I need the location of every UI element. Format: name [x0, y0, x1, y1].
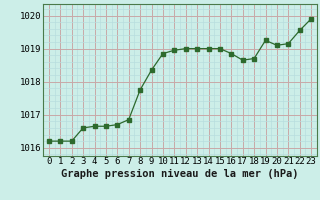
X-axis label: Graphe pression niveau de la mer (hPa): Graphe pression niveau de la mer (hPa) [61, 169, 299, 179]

---

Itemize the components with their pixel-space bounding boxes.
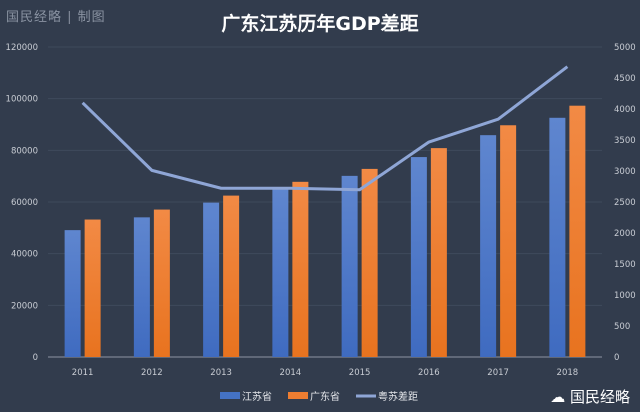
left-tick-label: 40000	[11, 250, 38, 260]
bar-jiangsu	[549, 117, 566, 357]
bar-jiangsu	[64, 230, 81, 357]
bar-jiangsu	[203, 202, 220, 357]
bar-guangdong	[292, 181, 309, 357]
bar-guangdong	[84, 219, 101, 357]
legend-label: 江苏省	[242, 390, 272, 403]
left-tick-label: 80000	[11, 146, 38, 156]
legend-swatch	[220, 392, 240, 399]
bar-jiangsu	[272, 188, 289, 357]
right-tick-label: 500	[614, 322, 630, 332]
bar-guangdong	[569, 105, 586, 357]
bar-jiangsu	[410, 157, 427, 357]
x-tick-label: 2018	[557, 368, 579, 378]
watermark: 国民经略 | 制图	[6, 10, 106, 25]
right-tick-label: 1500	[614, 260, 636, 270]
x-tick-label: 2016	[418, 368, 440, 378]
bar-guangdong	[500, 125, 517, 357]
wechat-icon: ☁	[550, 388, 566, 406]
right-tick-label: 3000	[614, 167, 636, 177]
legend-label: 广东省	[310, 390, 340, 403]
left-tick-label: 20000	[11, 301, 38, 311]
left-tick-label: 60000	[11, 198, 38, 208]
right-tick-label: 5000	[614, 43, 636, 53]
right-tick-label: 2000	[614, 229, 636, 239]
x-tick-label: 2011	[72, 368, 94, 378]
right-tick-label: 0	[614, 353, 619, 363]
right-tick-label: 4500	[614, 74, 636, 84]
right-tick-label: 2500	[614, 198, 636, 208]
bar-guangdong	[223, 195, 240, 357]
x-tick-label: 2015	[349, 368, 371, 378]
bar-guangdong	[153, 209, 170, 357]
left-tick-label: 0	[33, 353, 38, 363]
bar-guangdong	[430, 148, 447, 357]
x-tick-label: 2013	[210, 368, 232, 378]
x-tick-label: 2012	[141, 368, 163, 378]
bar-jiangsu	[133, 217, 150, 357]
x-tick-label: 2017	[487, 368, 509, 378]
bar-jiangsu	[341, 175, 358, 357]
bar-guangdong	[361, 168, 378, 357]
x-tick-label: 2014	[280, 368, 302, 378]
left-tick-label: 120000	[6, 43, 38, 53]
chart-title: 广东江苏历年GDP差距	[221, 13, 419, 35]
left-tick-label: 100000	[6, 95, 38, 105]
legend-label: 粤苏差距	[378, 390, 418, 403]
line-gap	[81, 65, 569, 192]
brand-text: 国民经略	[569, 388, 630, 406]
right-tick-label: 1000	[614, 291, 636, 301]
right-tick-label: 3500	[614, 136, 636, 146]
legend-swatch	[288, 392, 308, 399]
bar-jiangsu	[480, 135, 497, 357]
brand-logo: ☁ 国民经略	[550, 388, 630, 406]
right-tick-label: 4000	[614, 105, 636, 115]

* * *

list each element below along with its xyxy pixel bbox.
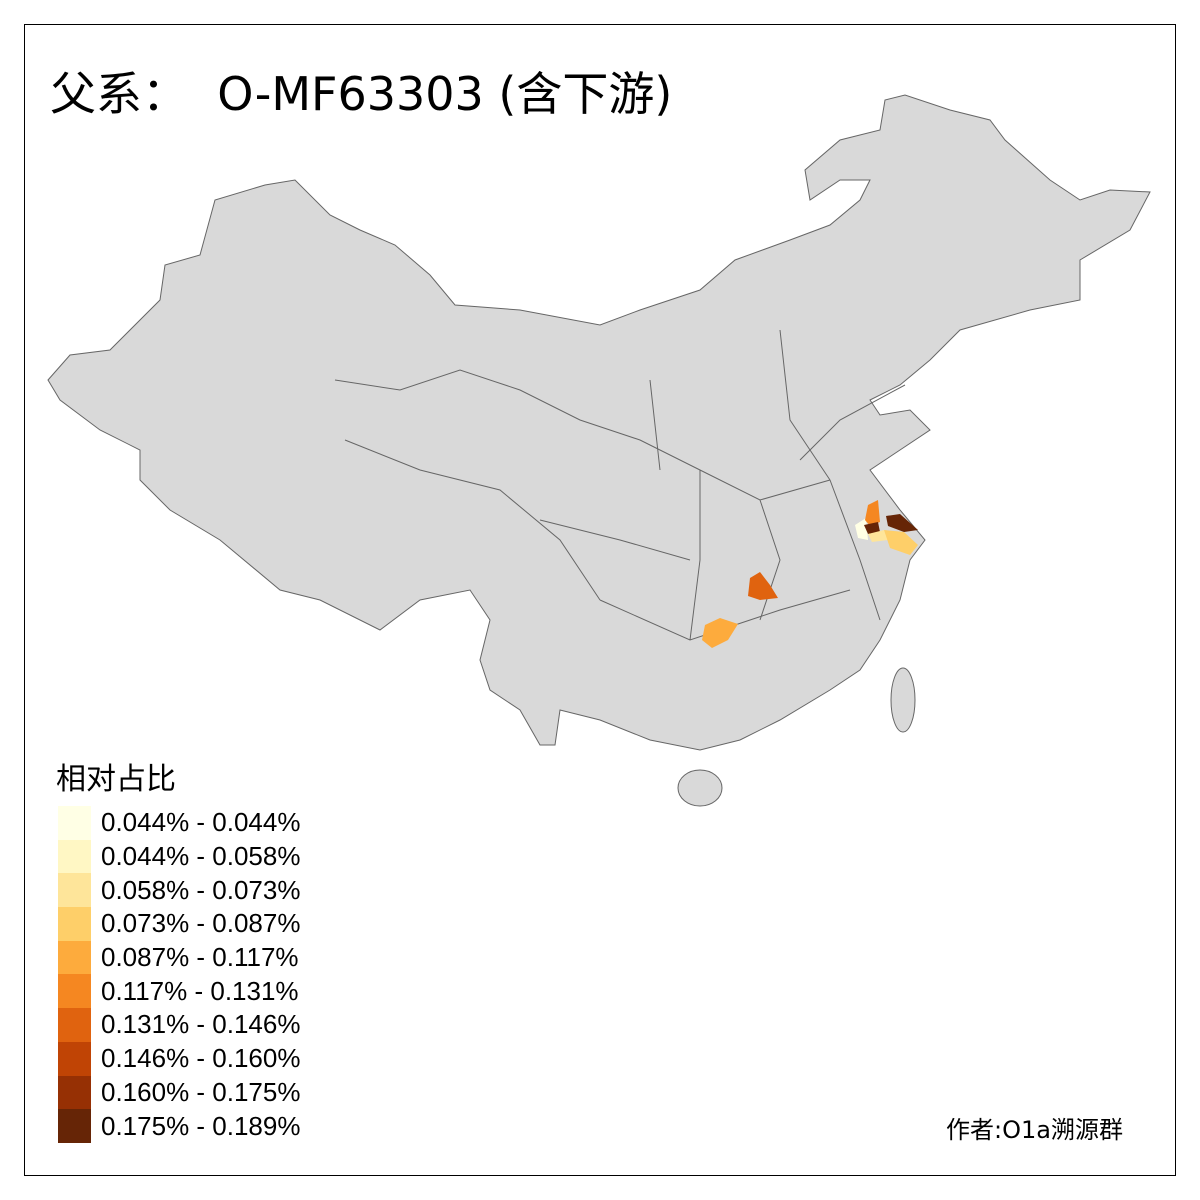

_GIVEN REQUEST_
Return the listing from the line with "Itemize the components" up to and including the line with "195, 240, 357]", reproducing each line exactly. Leave the pictures out of your answer.

_TASK RESULT_
Itemize the components with their pixel-space bounding boxes.
left-tick-label: 40000	[11, 250, 38, 260]
bar-jiangsu	[549, 117, 566, 357]
bar-jiangsu	[64, 230, 81, 357]
bar-jiangsu	[203, 202, 220, 357]
bar-guangdong	[292, 181, 309, 357]
bar-guangdong	[84, 219, 101, 357]
legend-label: 江苏省	[242, 390, 272, 403]
left-tick-label: 80000	[11, 146, 38, 156]
legend-swatch	[220, 392, 240, 399]
bar-jiangsu	[272, 188, 289, 357]
right-tick-label: 500	[614, 322, 630, 332]
bar-guangdong	[569, 105, 586, 357]
bar-jiangsu	[410, 157, 427, 357]
x-tick-label: 2018	[557, 368, 579, 378]
watermark: 国民经略 | 制图	[6, 10, 106, 25]
right-tick-label: 1500	[614, 260, 636, 270]
x-tick-label: 2016	[418, 368, 440, 378]
bar-guangdong	[500, 125, 517, 357]
wechat-icon: ☁	[550, 388, 566, 406]
right-tick-label: 3000	[614, 167, 636, 177]
legend-label: 广东省	[310, 390, 340, 403]
left-tick-label: 20000	[11, 301, 38, 311]
left-tick-label: 60000	[11, 198, 38, 208]
right-tick-label: 5000	[614, 43, 636, 53]
right-tick-label: 2000	[614, 229, 636, 239]
x-tick-label: 2011	[72, 368, 94, 378]
right-tick-label: 0	[614, 353, 619, 363]
right-tick-label: 4500	[614, 74, 636, 84]
right-tick-label: 2500	[614, 198, 636, 208]
bar-guangdong	[223, 195, 240, 357]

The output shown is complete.